▸ TASK TO CARRY OUT:
Copy nothing but the text: reproduce each line of the listing exactly and leave the pictures out.

▸ DATA SUPPLIED:
===
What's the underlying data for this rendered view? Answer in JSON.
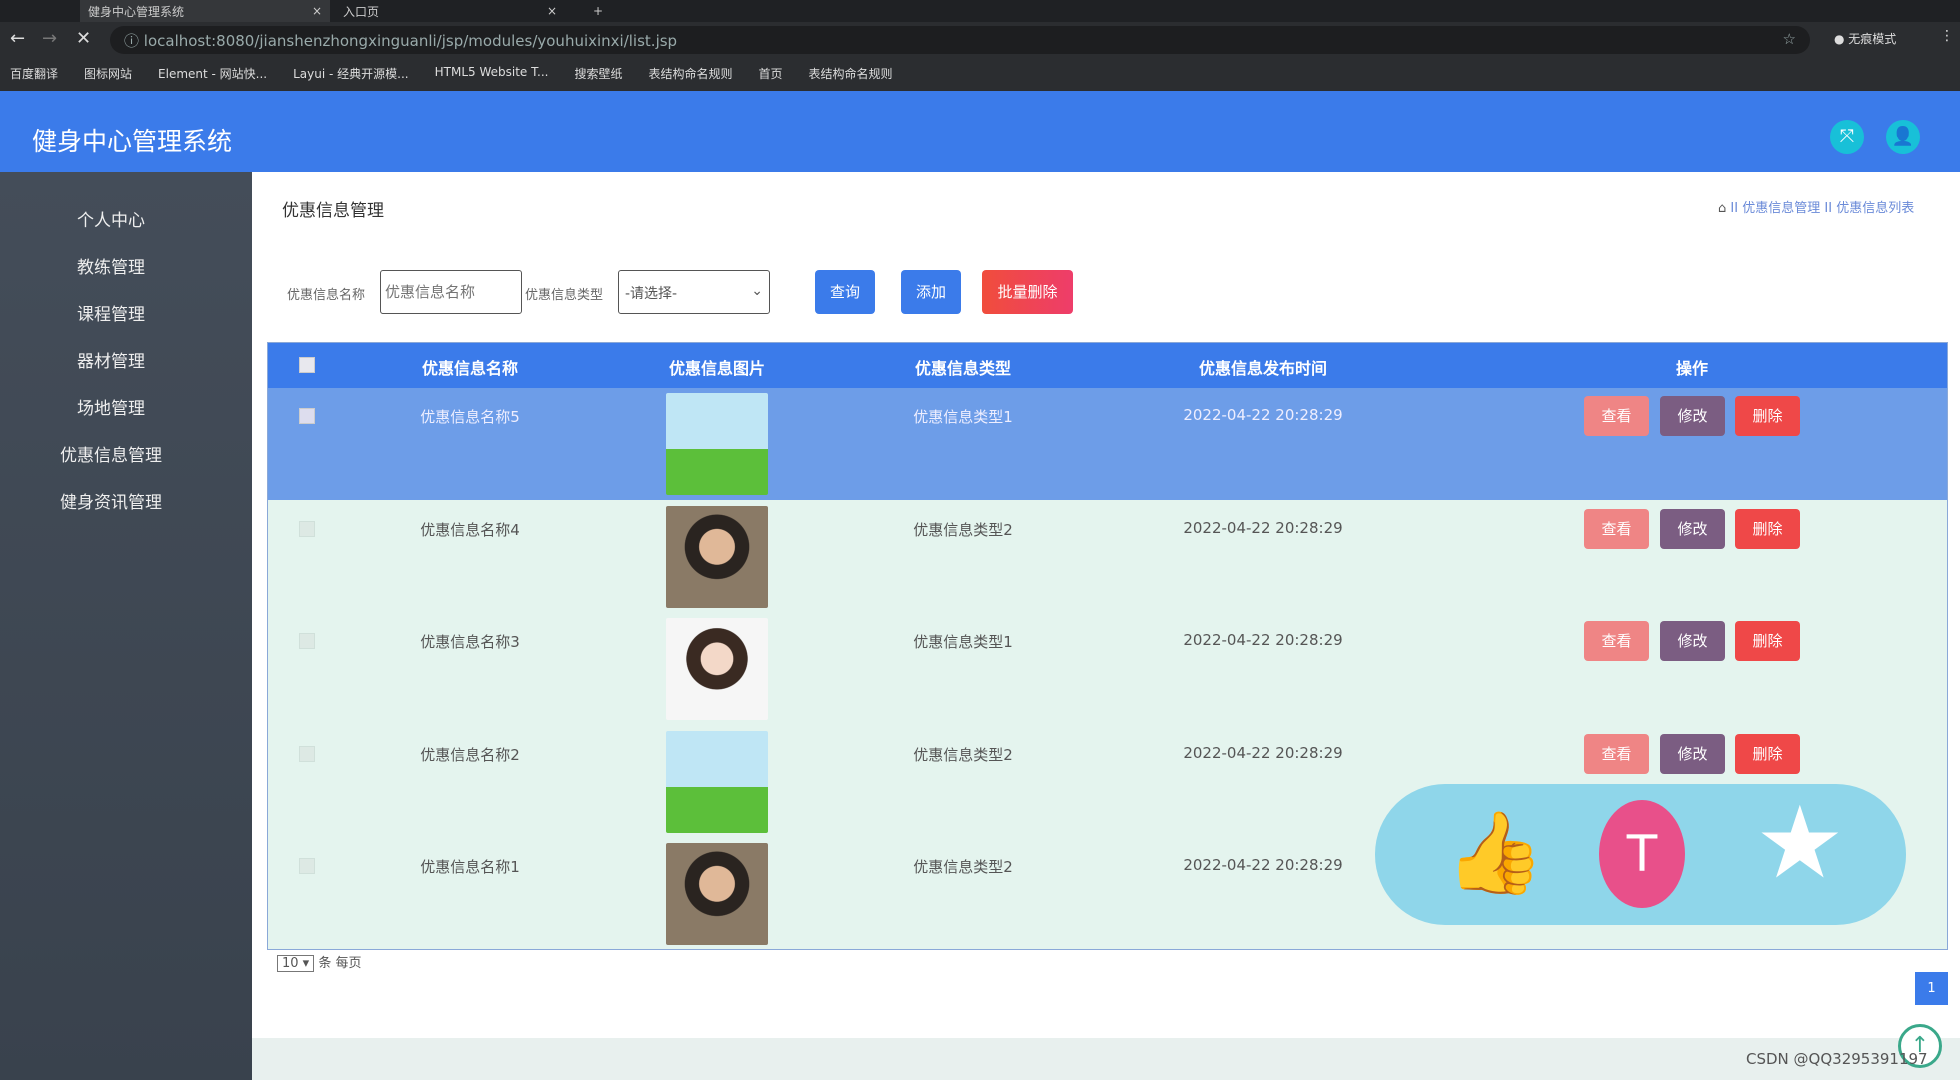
{
  "browser": {
    "tabs": [
      "健身中心管理系统",
      "入口页"
    ],
    "url": "localhost:8080/jianshenzhongxinguanli/jsp/modules/youhuixinxi/list.jsp",
    "incognito": "无痕模式",
    "bookmarks": [
      "百度翻译",
      "图标网站",
      "Element - 网站快...",
      "Layui - 经典开源模...",
      "HTML5 Website T...",
      "搜索壁纸",
      "表结构命名规则",
      "首页",
      "表结构命名规则"
    ]
  },
  "app": {
    "title": "健身中心管理系统"
  },
  "sidebar": {
    "items": [
      "个人中心",
      "教练管理",
      "课程管理",
      "器材管理",
      "场地管理",
      "优惠信息管理",
      "健身资讯管理"
    ]
  },
  "page": {
    "title": "优惠信息管理",
    "breadcrumb": [
      "优惠信息管理",
      "优惠信息列表"
    ],
    "sep": "II"
  },
  "search": {
    "name_label": "优惠信息名称",
    "name_placeholder": "优惠信息名称",
    "type_label": "优惠信息类型",
    "type_value": "-请选择-",
    "query": "查询",
    "add": "添加",
    "batch_delete": "批量删除"
  },
  "table": {
    "headers": [
      "优惠信息名称",
      "优惠信息图片",
      "优惠信息类型",
      "优惠信息发布时间",
      "操作"
    ],
    "rows": [
      {
        "name": "优惠信息名称5",
        "type": "优惠信息类型1",
        "time": "2022-04-22 20:28:29",
        "img": "cartoon"
      },
      {
        "name": "优惠信息名称4",
        "type": "优惠信息类型2",
        "time": "2022-04-22 20:28:29",
        "img": "photo"
      },
      {
        "name": "优惠信息名称3",
        "type": "优惠信息类型1",
        "time": "2022-04-22 20:28:29",
        "img": "girl"
      },
      {
        "name": "优惠信息名称2",
        "type": "优惠信息类型2",
        "time": "2022-04-22 20:28:29",
        "img": "cartoon"
      },
      {
        "name": "优惠信息名称1",
        "type": "优惠信息类型2",
        "time": "2022-04-22 20:28:29",
        "img": "photo"
      }
    ],
    "actions": {
      "view": "查看",
      "edit": "修改",
      "delete": "删除"
    }
  },
  "pagination": {
    "page_size": "10",
    "per_page_label": "条 每页",
    "current_page": "1"
  },
  "watermark": "CSDN @QQ3295391197",
  "colors": {
    "header": "#3b7bea",
    "view": "#ef8585",
    "edit": "#7b5d82",
    "delete": "#ef4848",
    "rows": "#e4f4ee",
    "selected_row": "#6d9de8"
  }
}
===
▸ SOLUTION:
What's the underlying data for this rendered view? Answer in JSON.
{
  "browser": {
    "tabs": [
      "健身中心管理系统",
      "入口页"
    ],
    "url": "localhost:8080/jianshenzhongxinguanli/jsp/modules/youhuixinxi/list.jsp",
    "incognito": "无痕模式",
    "bookmarks": [
      "百度翻译",
      "图标网站",
      "Element - 网站快...",
      "Layui - 经典开源模...",
      "HTML5 Website T...",
      "搜索壁纸",
      "表结构命名规则",
      "首页",
      "表结构命名规则"
    ]
  },
  "app": {
    "title": "健身中心管理系统"
  },
  "sidebar": {
    "items": [
      "个人中心",
      "教练管理",
      "课程管理",
      "器材管理",
      "场地管理",
      "优惠信息管理",
      "健身资讯管理"
    ]
  },
  "page": {
    "title": "优惠信息管理",
    "breadcrumb": [
      "优惠信息管理",
      "优惠信息列表"
    ],
    "sep": "II"
  },
  "search": {
    "name_label": "优惠信息名称",
    "name_placeholder": "优惠信息名称",
    "type_label": "优惠信息类型",
    "type_value": "-请选择-",
    "query": "查询",
    "add": "添加",
    "batch_delete": "批量删除"
  },
  "table": {
    "headers": [
      "优惠信息名称",
      "优惠信息图片",
      "优惠信息类型",
      "优惠信息发布时间",
      "操作"
    ],
    "rows": [
      {
        "name": "优惠信息名称5",
        "type": "优惠信息类型1",
        "time": "2022-04-22 20:28:29",
        "img": "cartoon"
      },
      {
        "name": "优惠信息名称4",
        "type": "优惠信息类型2",
        "time": "2022-04-22 20:28:29",
        "img": "photo"
      },
      {
        "name": "优惠信息名称3",
        "type": "优惠信息类型1",
        "time": "2022-04-22 20:28:29",
        "img": "girl"
      },
      {
        "name": "优惠信息名称2",
        "type": "优惠信息类型2",
        "time": "2022-04-22 20:28:29",
        "img": "cartoon"
      },
      {
        "name": "优惠信息名称1",
        "type": "优惠信息类型2",
        "time": "2022-04-22 20:28:29",
        "img": "photo"
      }
    ],
    "actions": {
      "view": "查看",
      "edit": "修改",
      "delete": "删除"
    }
  },
  "pagination": {
    "page_size": "10",
    "per_page_label": "条 每页",
    "current_page": "1"
  },
  "watermark": "CSDN @QQ3295391197",
  "colors": {
    "header": "#3b7bea",
    "view": "#ef8585",
    "edit": "#7b5d82",
    "delete": "#ef4848",
    "rows": "#e4f4ee",
    "selected_row": "#6d9de8"
  }
}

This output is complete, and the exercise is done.